▸ What the task requires: Make an exact copy of the entries, and keep any pictures out of it.

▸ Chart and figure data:
+---+

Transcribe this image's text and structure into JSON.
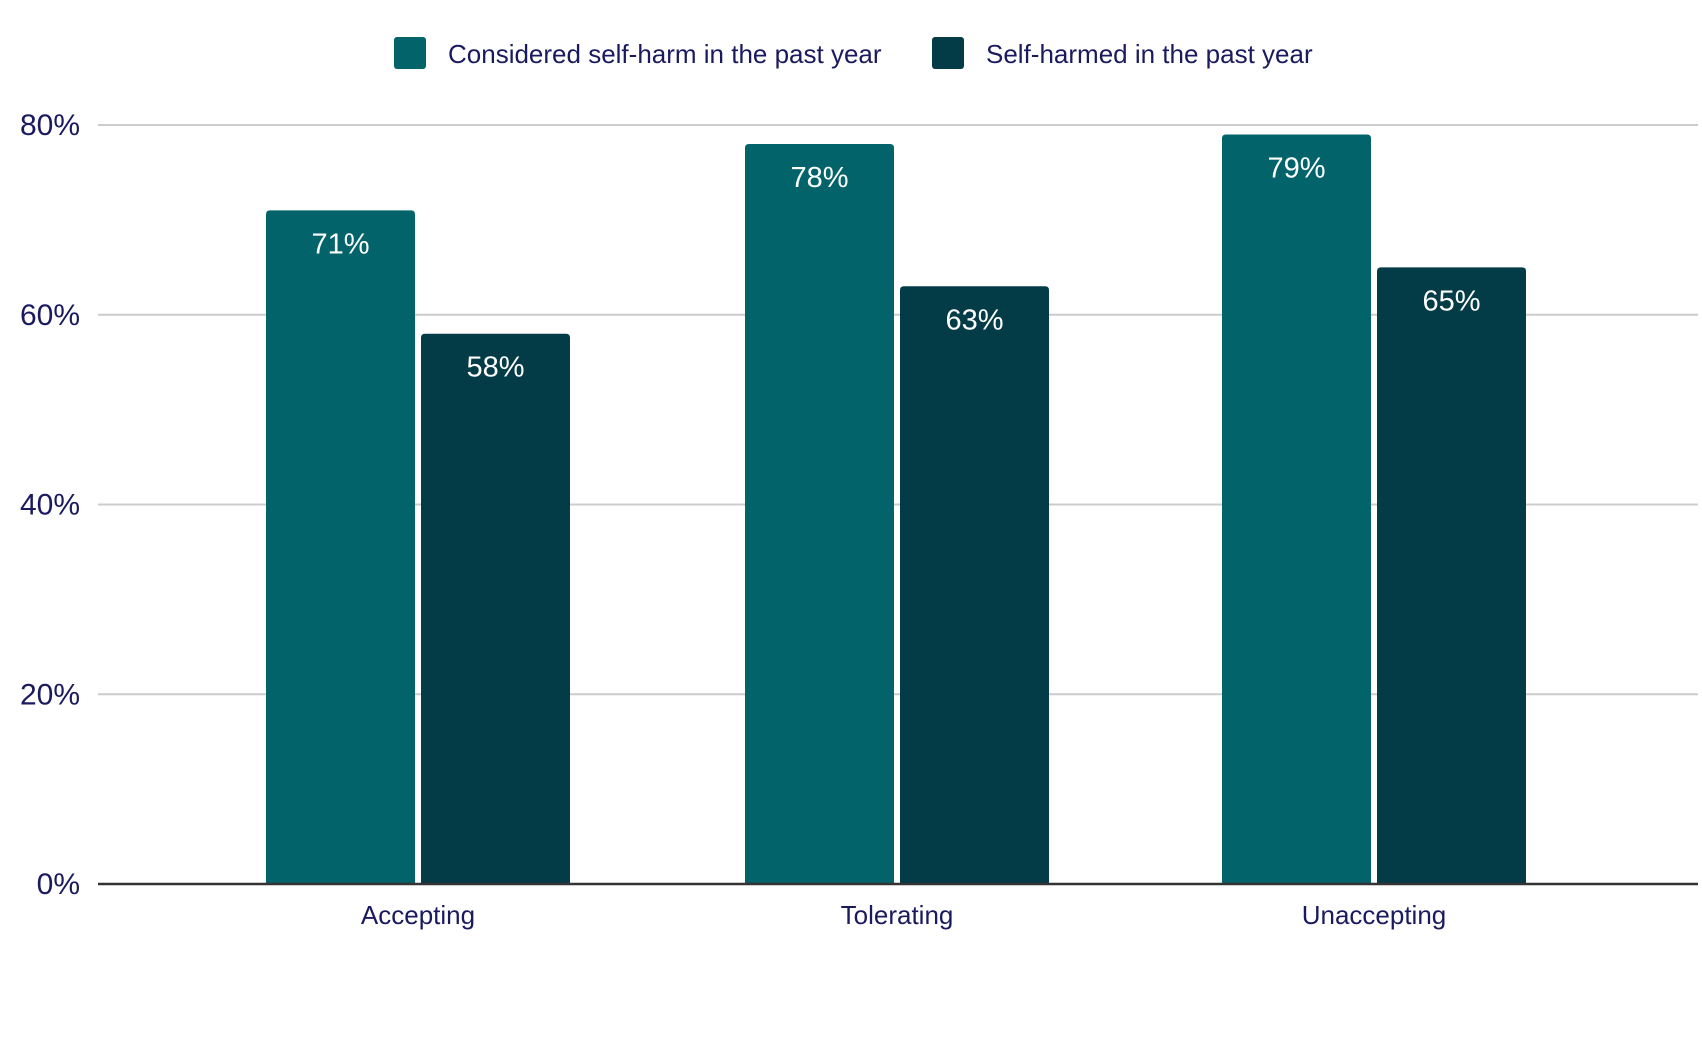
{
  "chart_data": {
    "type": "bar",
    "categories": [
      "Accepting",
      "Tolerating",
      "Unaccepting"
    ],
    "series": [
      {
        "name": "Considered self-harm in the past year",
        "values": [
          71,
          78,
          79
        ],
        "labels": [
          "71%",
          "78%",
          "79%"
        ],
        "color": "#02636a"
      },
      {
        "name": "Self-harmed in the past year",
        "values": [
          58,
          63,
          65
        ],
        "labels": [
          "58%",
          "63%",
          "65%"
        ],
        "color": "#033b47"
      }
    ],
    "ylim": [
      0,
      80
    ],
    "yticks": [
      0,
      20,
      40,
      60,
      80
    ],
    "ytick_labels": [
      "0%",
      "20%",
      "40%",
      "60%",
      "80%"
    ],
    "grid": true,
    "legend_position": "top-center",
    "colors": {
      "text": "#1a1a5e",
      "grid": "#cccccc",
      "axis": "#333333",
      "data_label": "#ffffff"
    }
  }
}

+---+

▸ Completed exercise:
Transcribe this image's text and structure into JSON.
{
  "chart_data": {
    "type": "bar",
    "categories": [
      "Accepting",
      "Tolerating",
      "Unaccepting"
    ],
    "series": [
      {
        "name": "Considered self-harm in the past year",
        "values": [
          71,
          78,
          79
        ],
        "labels": [
          "71%",
          "78%",
          "79%"
        ],
        "color": "#02636a"
      },
      {
        "name": "Self-harmed in the past year",
        "values": [
          58,
          63,
          65
        ],
        "labels": [
          "58%",
          "63%",
          "65%"
        ],
        "color": "#033b47"
      }
    ],
    "ylim": [
      0,
      80
    ],
    "yticks": [
      0,
      20,
      40,
      60,
      80
    ],
    "ytick_labels": [
      "0%",
      "20%",
      "40%",
      "60%",
      "80%"
    ],
    "grid": true,
    "legend_position": "top-center",
    "colors": {
      "text": "#1a1a5e",
      "grid": "#cccccc",
      "axis": "#333333",
      "data_label": "#ffffff"
    }
  }
}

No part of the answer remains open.